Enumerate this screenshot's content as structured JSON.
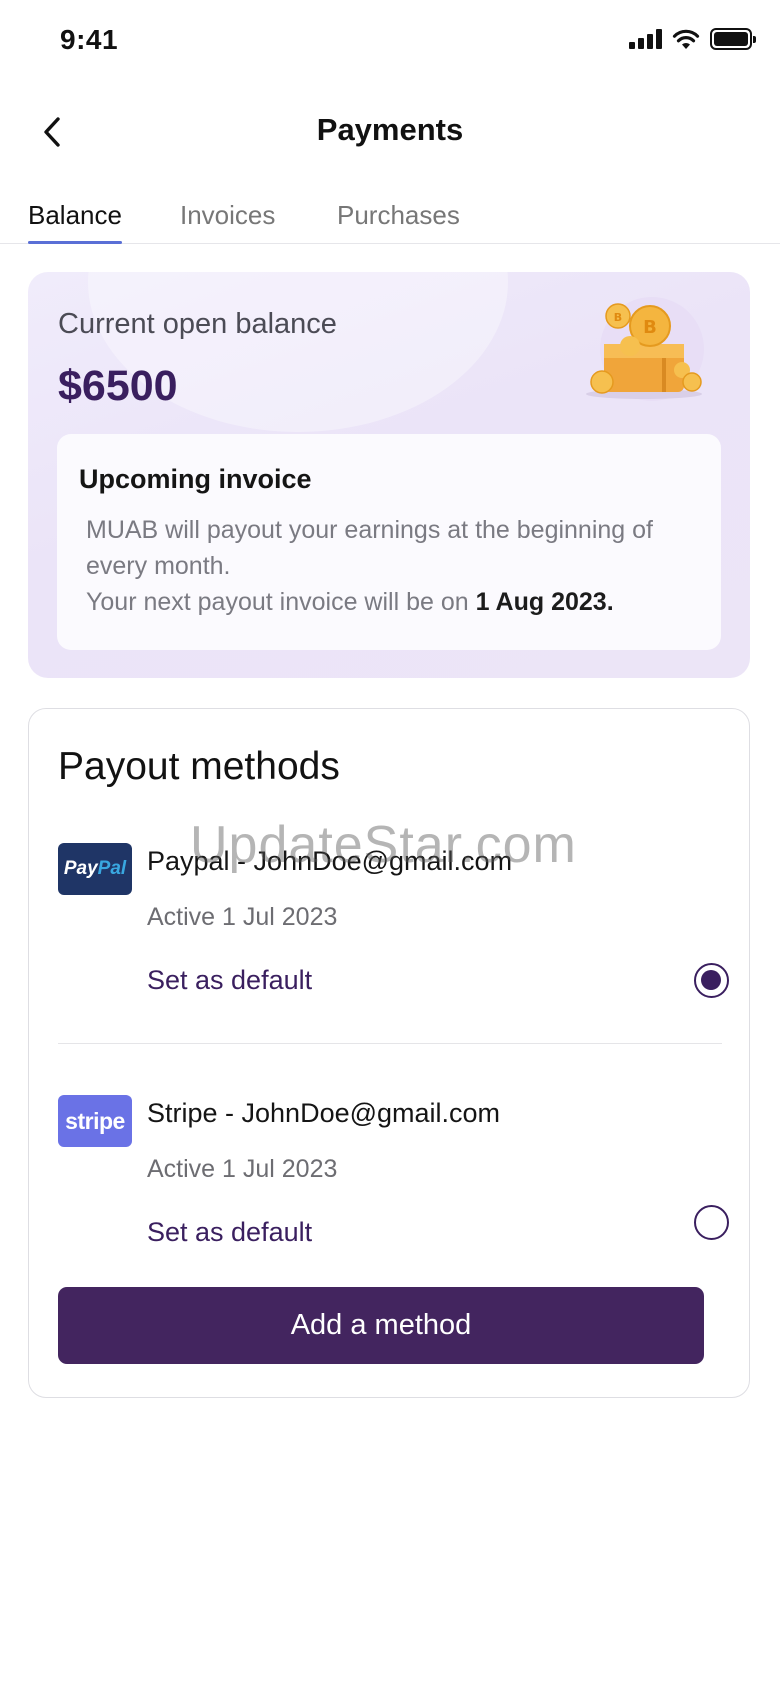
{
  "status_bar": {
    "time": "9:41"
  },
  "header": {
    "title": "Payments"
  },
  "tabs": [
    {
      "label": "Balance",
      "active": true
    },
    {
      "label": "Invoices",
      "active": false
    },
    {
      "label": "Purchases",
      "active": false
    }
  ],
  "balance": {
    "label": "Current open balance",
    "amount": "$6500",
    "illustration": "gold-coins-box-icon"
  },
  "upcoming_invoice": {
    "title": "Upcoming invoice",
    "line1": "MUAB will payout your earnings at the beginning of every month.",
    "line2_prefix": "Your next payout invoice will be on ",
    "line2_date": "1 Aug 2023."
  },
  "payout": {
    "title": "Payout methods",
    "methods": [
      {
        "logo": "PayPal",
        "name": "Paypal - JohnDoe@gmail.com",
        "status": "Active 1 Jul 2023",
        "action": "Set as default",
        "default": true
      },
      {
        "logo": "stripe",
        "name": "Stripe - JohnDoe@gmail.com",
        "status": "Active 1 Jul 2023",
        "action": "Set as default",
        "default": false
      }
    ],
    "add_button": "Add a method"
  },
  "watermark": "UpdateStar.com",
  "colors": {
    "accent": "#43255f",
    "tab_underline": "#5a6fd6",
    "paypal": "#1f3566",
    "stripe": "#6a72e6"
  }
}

**Task prompt:** Reproduce the full listing above verbatim, with no pictures included.

**Answer for this exercise:**
Enumerate this screenshot's content as structured JSON.
{
  "status_bar": {
    "time": "9:41"
  },
  "header": {
    "title": "Payments"
  },
  "tabs": [
    {
      "label": "Balance",
      "active": true
    },
    {
      "label": "Invoices",
      "active": false
    },
    {
      "label": "Purchases",
      "active": false
    }
  ],
  "balance": {
    "label": "Current open balance",
    "amount": "$6500",
    "illustration": "gold-coins-box-icon"
  },
  "upcoming_invoice": {
    "title": "Upcoming invoice",
    "line1": "MUAB will payout your earnings at the beginning of every month.",
    "line2_prefix": "Your next payout invoice will be on ",
    "line2_date": "1 Aug 2023."
  },
  "payout": {
    "title": "Payout methods",
    "methods": [
      {
        "logo": "PayPal",
        "name": "Paypal - JohnDoe@gmail.com",
        "status": "Active 1 Jul 2023",
        "action": "Set as default",
        "default": true
      },
      {
        "logo": "stripe",
        "name": "Stripe - JohnDoe@gmail.com",
        "status": "Active 1 Jul 2023",
        "action": "Set as default",
        "default": false
      }
    ],
    "add_button": "Add a method"
  },
  "watermark": "UpdateStar.com",
  "colors": {
    "accent": "#43255f",
    "tab_underline": "#5a6fd6",
    "paypal": "#1f3566",
    "stripe": "#6a72e6"
  }
}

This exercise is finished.